- _Supplied data_
>> start

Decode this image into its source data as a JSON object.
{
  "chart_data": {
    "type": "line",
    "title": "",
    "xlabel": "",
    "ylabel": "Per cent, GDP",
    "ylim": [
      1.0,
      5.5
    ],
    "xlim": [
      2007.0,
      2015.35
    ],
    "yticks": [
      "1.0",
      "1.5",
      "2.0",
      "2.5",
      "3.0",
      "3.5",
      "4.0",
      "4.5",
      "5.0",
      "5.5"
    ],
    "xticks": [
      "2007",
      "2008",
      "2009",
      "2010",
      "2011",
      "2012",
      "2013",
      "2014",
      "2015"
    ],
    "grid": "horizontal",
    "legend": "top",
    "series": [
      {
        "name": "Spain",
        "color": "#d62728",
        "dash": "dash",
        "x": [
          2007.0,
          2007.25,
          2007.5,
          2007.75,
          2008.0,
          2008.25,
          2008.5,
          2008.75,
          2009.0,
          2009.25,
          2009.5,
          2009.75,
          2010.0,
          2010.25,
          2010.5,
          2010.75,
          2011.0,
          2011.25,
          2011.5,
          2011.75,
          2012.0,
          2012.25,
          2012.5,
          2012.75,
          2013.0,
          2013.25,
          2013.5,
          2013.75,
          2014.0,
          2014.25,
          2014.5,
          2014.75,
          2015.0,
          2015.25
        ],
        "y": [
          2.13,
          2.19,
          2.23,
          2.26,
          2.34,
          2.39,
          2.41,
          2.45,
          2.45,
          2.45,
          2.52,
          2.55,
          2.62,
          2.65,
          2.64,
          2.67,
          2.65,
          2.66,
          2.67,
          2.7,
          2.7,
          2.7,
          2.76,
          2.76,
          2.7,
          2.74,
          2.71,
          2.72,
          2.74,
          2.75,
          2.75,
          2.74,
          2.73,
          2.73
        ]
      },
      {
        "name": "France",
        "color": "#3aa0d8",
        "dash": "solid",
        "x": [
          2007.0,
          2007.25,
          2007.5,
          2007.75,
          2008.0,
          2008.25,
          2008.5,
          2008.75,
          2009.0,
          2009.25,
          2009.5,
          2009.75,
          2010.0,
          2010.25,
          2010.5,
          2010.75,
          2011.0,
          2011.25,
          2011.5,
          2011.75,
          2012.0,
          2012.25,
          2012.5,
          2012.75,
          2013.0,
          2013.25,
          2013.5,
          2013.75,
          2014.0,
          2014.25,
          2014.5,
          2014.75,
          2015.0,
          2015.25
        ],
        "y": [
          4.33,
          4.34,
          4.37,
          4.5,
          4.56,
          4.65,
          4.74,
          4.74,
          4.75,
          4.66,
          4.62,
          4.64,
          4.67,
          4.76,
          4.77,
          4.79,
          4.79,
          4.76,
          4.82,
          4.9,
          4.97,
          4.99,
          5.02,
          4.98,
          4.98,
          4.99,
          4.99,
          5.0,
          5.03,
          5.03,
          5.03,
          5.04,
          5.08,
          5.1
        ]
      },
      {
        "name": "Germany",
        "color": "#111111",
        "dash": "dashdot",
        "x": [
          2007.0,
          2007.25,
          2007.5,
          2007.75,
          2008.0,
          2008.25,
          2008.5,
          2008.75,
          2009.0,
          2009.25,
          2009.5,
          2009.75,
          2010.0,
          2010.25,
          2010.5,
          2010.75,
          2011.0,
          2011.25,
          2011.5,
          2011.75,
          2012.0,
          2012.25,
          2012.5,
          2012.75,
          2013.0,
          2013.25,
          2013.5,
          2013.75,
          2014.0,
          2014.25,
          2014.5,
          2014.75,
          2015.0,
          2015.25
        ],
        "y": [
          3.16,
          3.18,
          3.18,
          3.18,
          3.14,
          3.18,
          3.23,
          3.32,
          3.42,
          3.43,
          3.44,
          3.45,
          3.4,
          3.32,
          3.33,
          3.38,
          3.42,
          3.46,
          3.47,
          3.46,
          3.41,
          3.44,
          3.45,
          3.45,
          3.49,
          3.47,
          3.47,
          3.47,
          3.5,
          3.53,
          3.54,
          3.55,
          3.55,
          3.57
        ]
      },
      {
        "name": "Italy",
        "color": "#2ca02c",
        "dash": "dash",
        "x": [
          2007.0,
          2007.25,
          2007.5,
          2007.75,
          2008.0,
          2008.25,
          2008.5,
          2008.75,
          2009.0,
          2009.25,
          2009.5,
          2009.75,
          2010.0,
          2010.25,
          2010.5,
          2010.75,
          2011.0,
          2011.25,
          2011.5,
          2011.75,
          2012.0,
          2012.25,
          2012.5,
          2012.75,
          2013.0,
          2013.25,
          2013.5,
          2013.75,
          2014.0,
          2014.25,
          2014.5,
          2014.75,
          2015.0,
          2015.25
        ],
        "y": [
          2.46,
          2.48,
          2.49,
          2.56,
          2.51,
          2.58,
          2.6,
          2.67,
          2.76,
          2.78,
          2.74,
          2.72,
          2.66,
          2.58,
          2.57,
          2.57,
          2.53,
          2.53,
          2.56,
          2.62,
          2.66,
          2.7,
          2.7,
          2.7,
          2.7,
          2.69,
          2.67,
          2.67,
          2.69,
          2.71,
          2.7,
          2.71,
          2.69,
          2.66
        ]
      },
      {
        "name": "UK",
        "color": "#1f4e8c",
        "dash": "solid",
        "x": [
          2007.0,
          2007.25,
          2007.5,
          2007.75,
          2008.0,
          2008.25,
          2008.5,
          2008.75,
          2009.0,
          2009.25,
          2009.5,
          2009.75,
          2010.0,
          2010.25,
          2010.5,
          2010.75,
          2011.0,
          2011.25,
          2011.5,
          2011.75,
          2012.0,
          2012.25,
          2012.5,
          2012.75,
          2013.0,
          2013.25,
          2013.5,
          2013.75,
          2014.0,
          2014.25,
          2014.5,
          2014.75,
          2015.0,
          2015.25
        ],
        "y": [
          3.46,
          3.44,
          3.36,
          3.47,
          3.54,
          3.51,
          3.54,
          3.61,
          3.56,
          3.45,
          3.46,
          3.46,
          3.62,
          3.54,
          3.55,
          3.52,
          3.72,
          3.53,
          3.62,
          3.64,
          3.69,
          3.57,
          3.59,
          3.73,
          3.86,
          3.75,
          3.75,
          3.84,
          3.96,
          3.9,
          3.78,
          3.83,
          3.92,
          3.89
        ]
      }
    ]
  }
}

>> end

- _Exercise brief_
Write out each line of the data above again, exactly as given.

- _Answer for this exercise_
Decode this image into its source data as a JSON object.
{
  "chart_data": {
    "type": "line",
    "title": "",
    "xlabel": "",
    "ylabel": "Per cent, GDP",
    "ylim": [
      1.0,
      5.5
    ],
    "xlim": [
      2007.0,
      2015.35
    ],
    "yticks": [
      "1.0",
      "1.5",
      "2.0",
      "2.5",
      "3.0",
      "3.5",
      "4.0",
      "4.5",
      "5.0",
      "5.5"
    ],
    "xticks": [
      "2007",
      "2008",
      "2009",
      "2010",
      "2011",
      "2012",
      "2013",
      "2014",
      "2015"
    ],
    "grid": "horizontal",
    "legend": "top",
    "series": [
      {
        "name": "Spain",
        "color": "#d62728",
        "dash": "dash",
        "x": [
          2007.0,
          2007.25,
          2007.5,
          2007.75,
          2008.0,
          2008.25,
          2008.5,
          2008.75,
          2009.0,
          2009.25,
          2009.5,
          2009.75,
          2010.0,
          2010.25,
          2010.5,
          2010.75,
          2011.0,
          2011.25,
          2011.5,
          2011.75,
          2012.0,
          2012.25,
          2012.5,
          2012.75,
          2013.0,
          2013.25,
          2013.5,
          2013.75,
          2014.0,
          2014.25,
          2014.5,
          2014.75,
          2015.0,
          2015.25
        ],
        "y": [
          2.13,
          2.19,
          2.23,
          2.26,
          2.34,
          2.39,
          2.41,
          2.45,
          2.45,
          2.45,
          2.52,
          2.55,
          2.62,
          2.65,
          2.64,
          2.67,
          2.65,
          2.66,
          2.67,
          2.7,
          2.7,
          2.7,
          2.76,
          2.76,
          2.7,
          2.74,
          2.71,
          2.72,
          2.74,
          2.75,
          2.75,
          2.74,
          2.73,
          2.73
        ]
      },
      {
        "name": "France",
        "color": "#3aa0d8",
        "dash": "solid",
        "x": [
          2007.0,
          2007.25,
          2007.5,
          2007.75,
          2008.0,
          2008.25,
          2008.5,
          2008.75,
          2009.0,
          2009.25,
          2009.5,
          2009.75,
          2010.0,
          2010.25,
          2010.5,
          2010.75,
          2011.0,
          2011.25,
          2011.5,
          2011.75,
          2012.0,
          2012.25,
          2012.5,
          2012.75,
          2013.0,
          2013.25,
          2013.5,
          2013.75,
          2014.0,
          2014.25,
          2014.5,
          2014.75,
          2015.0,
          2015.25
        ],
        "y": [
          4.33,
          4.34,
          4.37,
          4.5,
          4.56,
          4.65,
          4.74,
          4.74,
          4.75,
          4.66,
          4.62,
          4.64,
          4.67,
          4.76,
          4.77,
          4.79,
          4.79,
          4.76,
          4.82,
          4.9,
          4.97,
          4.99,
          5.02,
          4.98,
          4.98,
          4.99,
          4.99,
          5.0,
          5.03,
          5.03,
          5.03,
          5.04,
          5.08,
          5.1
        ]
      },
      {
        "name": "Germany",
        "color": "#111111",
        "dash": "dashdot",
        "x": [
          2007.0,
          2007.25,
          2007.5,
          2007.75,
          2008.0,
          2008.25,
          2008.5,
          2008.75,
          2009.0,
          2009.25,
          2009.5,
          2009.75,
          2010.0,
          2010.25,
          2010.5,
          2010.75,
          2011.0,
          2011.25,
          2011.5,
          2011.75,
          2012.0,
          2012.25,
          2012.5,
          2012.75,
          2013.0,
          2013.25,
          2013.5,
          2013.75,
          2014.0,
          2014.25,
          2014.5,
          2014.75,
          2015.0,
          2015.25
        ],
        "y": [
          3.16,
          3.18,
          3.18,
          3.18,
          3.14,
          3.18,
          3.23,
          3.32,
          3.42,
          3.43,
          3.44,
          3.45,
          3.4,
          3.32,
          3.33,
          3.38,
          3.42,
          3.46,
          3.47,
          3.46,
          3.41,
          3.44,
          3.45,
          3.45,
          3.49,
          3.47,
          3.47,
          3.47,
          3.5,
          3.53,
          3.54,
          3.55,
          3.55,
          3.57
        ]
      },
      {
        "name": "Italy",
        "color": "#2ca02c",
        "dash": "dash",
        "x": [
          2007.0,
          2007.25,
          2007.5,
          2007.75,
          2008.0,
          2008.25,
          2008.5,
          2008.75,
          2009.0,
          2009.25,
          2009.5,
          2009.75,
          2010.0,
          2010.25,
          2010.5,
          2010.75,
          2011.0,
          2011.25,
          2011.5,
          2011.75,
          2012.0,
          2012.25,
          2012.5,
          2012.75,
          2013.0,
          2013.25,
          2013.5,
          2013.75,
          2014.0,
          2014.25,
          2014.5,
          2014.75,
          2015.0,
          2015.25
        ],
        "y": [
          2.46,
          2.48,
          2.49,
          2.56,
          2.51,
          2.58,
          2.6,
          2.67,
          2.76,
          2.78,
          2.74,
          2.72,
          2.66,
          2.58,
          2.57,
          2.57,
          2.53,
          2.53,
          2.56,
          2.62,
          2.66,
          2.7,
          2.7,
          2.7,
          2.7,
          2.69,
          2.67,
          2.67,
          2.69,
          2.71,
          2.7,
          2.71,
          2.69,
          2.66
        ]
      },
      {
        "name": "UK",
        "color": "#1f4e8c",
        "dash": "solid",
        "x": [
          2007.0,
          2007.25,
          2007.5,
          2007.75,
          2008.0,
          2008.25,
          2008.5,
          2008.75,
          2009.0,
          2009.25,
          2009.5,
          2009.75,
          2010.0,
          2010.25,
          2010.5,
          2010.75,
          2011.0,
          2011.25,
          2011.5,
          2011.75,
          2012.0,
          2012.25,
          2012.5,
          2012.75,
          2013.0,
          2013.25,
          2013.5,
          2013.75,
          2014.0,
          2014.25,
          2014.5,
          2014.75,
          2015.0,
          2015.25
        ],
        "y": [
          3.46,
          3.44,
          3.36,
          3.47,
          3.54,
          3.51,
          3.54,
          3.61,
          3.56,
          3.45,
          3.46,
          3.46,
          3.62,
          3.54,
          3.55,
          3.52,
          3.72,
          3.53,
          3.62,
          3.64,
          3.69,
          3.57,
          3.59,
          3.73,
          3.86,
          3.75,
          3.75,
          3.84,
          3.96,
          3.9,
          3.78,
          3.83,
          3.92,
          3.89
        ]
      }
    ]
  }
}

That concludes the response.